━━━━━ Data for this exercise
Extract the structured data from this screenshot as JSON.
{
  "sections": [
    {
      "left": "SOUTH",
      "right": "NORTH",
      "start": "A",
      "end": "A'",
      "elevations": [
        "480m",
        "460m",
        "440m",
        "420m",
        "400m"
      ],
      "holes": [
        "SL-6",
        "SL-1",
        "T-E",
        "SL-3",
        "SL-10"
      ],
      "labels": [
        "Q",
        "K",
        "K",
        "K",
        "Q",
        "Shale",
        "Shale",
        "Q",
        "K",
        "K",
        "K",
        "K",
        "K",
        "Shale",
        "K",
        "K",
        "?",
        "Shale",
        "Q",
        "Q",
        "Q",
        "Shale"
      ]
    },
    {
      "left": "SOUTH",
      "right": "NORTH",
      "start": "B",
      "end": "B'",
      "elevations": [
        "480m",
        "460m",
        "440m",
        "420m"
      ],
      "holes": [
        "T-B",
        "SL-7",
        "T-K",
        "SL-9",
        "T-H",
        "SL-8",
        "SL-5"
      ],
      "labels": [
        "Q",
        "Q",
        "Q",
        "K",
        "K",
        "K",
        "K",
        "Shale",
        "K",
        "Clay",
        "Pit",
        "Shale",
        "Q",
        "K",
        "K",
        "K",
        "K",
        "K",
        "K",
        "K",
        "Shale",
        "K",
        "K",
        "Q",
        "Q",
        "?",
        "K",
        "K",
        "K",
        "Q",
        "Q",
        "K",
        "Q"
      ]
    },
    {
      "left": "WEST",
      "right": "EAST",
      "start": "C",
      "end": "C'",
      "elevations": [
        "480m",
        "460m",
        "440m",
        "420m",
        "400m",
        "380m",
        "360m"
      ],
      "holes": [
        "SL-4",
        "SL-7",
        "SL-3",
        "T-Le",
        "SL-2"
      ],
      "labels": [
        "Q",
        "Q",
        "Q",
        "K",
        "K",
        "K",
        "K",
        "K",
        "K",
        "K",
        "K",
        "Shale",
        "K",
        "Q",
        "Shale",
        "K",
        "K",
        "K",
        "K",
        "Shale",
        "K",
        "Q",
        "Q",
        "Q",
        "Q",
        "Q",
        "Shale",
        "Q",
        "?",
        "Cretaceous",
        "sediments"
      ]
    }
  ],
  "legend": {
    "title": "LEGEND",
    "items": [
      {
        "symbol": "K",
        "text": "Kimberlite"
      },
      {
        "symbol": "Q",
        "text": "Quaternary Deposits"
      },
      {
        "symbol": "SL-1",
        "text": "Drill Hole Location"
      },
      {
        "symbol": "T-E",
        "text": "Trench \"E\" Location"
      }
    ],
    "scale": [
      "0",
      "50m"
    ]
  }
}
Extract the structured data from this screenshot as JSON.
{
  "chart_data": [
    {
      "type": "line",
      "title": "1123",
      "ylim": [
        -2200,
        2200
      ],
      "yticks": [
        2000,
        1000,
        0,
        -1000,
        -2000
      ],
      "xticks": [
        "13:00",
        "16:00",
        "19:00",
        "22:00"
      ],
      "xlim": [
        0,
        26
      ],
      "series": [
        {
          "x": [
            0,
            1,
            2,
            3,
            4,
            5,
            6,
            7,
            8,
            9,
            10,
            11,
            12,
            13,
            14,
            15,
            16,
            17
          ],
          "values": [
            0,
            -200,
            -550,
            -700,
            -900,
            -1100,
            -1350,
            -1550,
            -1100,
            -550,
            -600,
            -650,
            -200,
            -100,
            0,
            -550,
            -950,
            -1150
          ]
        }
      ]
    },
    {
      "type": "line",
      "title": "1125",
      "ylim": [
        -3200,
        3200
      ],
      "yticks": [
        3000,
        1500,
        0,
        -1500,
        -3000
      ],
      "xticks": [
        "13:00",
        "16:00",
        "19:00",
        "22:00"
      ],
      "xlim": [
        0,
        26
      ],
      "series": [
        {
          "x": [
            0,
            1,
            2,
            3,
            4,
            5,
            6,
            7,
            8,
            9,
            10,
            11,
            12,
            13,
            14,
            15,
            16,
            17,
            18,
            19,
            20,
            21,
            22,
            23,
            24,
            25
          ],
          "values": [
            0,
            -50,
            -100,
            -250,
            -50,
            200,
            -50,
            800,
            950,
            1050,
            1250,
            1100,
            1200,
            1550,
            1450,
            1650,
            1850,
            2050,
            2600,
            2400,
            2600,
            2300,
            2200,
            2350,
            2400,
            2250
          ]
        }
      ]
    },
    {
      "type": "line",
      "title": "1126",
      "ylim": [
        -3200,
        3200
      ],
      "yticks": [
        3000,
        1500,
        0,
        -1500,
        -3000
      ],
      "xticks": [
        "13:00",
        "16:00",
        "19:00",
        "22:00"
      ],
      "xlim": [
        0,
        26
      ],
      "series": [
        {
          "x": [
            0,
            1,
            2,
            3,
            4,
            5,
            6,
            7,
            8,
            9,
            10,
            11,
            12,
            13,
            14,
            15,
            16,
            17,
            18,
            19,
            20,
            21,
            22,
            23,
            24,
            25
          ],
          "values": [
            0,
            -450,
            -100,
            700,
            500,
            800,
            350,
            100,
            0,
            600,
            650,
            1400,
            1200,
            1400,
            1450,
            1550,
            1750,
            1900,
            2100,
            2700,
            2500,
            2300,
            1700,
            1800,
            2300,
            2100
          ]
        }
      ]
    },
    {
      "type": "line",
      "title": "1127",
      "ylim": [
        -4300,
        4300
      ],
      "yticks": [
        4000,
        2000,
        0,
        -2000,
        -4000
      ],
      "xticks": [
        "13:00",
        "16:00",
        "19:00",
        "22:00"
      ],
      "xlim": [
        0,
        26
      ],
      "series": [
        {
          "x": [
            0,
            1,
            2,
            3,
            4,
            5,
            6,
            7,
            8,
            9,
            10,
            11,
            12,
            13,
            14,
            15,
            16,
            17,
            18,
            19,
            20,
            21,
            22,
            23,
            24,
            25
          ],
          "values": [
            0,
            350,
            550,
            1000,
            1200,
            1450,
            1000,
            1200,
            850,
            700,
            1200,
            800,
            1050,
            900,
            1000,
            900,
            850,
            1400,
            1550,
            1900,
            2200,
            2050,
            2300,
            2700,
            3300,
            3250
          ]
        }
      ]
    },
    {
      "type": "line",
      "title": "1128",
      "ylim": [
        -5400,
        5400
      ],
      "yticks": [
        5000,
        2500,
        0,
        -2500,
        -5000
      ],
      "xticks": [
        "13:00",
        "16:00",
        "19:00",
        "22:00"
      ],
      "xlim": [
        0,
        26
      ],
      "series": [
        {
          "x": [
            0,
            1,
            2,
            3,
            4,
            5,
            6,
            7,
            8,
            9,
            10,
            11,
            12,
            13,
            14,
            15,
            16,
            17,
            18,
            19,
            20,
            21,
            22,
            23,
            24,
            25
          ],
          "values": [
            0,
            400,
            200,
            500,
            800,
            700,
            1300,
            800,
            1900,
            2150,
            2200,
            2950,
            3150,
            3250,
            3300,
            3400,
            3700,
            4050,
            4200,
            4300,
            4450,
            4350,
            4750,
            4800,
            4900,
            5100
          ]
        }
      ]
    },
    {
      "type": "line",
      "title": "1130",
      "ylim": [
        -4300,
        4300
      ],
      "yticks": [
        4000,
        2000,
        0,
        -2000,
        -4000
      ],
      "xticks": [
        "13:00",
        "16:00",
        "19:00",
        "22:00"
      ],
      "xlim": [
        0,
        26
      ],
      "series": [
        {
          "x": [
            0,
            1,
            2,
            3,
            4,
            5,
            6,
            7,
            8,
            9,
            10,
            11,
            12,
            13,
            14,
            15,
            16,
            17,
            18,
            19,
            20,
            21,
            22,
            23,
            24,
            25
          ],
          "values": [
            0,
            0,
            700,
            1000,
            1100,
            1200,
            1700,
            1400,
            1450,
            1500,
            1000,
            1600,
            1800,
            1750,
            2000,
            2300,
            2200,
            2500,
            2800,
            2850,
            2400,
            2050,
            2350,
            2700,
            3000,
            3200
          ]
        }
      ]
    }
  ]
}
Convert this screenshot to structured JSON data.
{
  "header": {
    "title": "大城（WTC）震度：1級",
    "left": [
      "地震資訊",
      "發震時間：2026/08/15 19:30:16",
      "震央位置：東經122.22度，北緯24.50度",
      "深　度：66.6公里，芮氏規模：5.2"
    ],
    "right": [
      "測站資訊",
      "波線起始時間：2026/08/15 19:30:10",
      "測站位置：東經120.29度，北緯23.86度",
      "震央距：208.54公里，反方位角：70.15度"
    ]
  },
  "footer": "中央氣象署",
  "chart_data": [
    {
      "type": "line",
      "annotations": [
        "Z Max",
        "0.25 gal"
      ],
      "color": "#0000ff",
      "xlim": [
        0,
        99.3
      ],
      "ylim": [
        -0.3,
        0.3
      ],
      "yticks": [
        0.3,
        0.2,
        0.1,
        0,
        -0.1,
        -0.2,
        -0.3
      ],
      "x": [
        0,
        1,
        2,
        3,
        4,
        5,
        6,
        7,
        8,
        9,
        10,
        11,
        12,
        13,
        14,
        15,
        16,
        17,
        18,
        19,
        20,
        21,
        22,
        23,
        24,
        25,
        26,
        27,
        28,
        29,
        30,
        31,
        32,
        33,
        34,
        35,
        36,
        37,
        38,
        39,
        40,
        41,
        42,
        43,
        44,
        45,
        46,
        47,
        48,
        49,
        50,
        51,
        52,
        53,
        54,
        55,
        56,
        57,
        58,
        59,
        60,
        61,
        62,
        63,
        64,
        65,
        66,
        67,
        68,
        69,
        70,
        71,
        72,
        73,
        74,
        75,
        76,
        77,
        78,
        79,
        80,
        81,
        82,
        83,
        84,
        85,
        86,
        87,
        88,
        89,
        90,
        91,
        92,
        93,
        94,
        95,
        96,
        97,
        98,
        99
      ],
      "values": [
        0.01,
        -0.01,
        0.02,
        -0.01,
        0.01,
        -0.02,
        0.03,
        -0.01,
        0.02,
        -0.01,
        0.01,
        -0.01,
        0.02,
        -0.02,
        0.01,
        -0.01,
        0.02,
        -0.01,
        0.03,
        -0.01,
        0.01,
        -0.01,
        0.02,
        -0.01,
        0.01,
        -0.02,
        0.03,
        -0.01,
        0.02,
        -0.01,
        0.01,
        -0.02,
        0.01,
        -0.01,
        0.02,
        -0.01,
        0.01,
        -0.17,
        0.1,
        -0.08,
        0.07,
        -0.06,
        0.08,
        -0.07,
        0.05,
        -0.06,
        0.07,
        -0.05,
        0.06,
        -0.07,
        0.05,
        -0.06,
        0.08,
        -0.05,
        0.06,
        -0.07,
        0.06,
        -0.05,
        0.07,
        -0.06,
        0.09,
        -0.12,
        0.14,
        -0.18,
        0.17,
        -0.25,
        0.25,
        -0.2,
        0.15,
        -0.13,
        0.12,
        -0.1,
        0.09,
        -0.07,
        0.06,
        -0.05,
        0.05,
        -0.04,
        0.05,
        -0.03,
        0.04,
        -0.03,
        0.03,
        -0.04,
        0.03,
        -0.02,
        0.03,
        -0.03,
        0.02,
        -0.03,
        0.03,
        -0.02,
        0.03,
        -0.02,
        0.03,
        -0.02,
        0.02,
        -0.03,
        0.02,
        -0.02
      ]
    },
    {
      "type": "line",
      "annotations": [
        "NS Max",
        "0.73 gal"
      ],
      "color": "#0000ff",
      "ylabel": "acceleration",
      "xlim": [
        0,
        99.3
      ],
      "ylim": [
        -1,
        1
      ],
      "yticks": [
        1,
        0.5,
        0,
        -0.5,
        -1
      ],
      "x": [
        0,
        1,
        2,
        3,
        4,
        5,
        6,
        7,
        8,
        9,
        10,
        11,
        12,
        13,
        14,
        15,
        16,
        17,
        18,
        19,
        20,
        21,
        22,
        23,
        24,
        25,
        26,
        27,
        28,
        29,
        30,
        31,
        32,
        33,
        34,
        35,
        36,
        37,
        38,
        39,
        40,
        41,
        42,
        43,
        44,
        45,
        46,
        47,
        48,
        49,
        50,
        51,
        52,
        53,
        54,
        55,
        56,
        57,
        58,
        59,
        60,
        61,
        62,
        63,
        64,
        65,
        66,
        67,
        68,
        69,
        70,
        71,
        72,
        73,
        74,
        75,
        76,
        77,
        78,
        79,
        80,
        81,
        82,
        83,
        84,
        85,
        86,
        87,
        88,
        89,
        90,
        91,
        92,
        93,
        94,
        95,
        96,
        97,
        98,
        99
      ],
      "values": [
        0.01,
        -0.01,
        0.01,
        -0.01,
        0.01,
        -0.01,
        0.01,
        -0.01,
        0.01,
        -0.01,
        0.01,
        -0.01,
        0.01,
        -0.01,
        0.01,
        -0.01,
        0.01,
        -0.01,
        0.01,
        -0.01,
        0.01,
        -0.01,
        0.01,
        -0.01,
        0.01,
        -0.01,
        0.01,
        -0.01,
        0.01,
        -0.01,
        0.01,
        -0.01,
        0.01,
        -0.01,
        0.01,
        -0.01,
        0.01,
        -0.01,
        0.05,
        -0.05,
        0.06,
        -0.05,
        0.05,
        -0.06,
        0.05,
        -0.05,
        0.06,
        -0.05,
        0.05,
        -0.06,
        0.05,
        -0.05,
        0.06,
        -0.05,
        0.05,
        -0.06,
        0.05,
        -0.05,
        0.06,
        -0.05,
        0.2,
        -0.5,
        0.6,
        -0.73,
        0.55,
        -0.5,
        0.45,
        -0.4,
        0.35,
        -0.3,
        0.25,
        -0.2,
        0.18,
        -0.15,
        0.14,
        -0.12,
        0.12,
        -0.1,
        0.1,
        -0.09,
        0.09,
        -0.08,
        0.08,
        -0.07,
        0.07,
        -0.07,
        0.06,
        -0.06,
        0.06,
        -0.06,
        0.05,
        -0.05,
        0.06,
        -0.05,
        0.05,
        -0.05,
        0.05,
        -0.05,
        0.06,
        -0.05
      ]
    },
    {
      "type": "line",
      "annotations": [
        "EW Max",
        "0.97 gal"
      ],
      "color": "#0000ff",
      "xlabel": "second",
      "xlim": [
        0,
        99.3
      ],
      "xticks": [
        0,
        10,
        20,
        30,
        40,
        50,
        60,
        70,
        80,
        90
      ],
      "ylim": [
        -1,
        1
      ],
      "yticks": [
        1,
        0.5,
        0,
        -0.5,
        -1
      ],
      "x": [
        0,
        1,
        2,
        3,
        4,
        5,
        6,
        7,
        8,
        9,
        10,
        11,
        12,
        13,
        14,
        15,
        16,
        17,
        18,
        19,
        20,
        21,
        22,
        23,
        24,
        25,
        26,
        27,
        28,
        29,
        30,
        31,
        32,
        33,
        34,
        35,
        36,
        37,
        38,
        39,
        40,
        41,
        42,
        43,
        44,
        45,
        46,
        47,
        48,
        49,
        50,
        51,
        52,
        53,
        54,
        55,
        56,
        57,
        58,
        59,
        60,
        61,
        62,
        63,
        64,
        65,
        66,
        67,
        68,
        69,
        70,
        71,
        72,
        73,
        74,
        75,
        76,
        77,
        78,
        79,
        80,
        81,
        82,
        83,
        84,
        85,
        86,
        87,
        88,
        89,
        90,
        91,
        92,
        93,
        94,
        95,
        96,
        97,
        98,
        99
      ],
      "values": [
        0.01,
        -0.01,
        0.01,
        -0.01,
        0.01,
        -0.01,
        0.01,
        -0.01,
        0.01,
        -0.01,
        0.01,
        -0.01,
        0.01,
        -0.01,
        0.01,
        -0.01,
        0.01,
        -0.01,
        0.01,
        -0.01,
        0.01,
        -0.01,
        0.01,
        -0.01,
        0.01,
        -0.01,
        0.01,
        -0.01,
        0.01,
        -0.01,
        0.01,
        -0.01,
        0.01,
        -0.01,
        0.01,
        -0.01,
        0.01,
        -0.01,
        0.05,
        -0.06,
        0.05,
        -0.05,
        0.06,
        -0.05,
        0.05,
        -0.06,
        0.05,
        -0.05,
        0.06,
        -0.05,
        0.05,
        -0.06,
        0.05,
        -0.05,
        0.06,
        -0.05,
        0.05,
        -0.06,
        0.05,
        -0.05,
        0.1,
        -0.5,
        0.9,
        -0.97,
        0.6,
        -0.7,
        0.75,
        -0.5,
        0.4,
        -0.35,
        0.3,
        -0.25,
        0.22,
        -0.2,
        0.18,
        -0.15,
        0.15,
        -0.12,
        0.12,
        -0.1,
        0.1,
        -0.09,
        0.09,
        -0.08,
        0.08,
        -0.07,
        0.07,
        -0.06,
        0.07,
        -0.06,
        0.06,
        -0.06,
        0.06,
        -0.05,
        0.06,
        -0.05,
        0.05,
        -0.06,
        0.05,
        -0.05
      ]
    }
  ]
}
━━━━━━━━━━
Select every line where the word "symbol" occurs.

        "symbol": "K",
        "symbol": "Q",
        "symbol": "SL-1",
        "symbol": "T-E",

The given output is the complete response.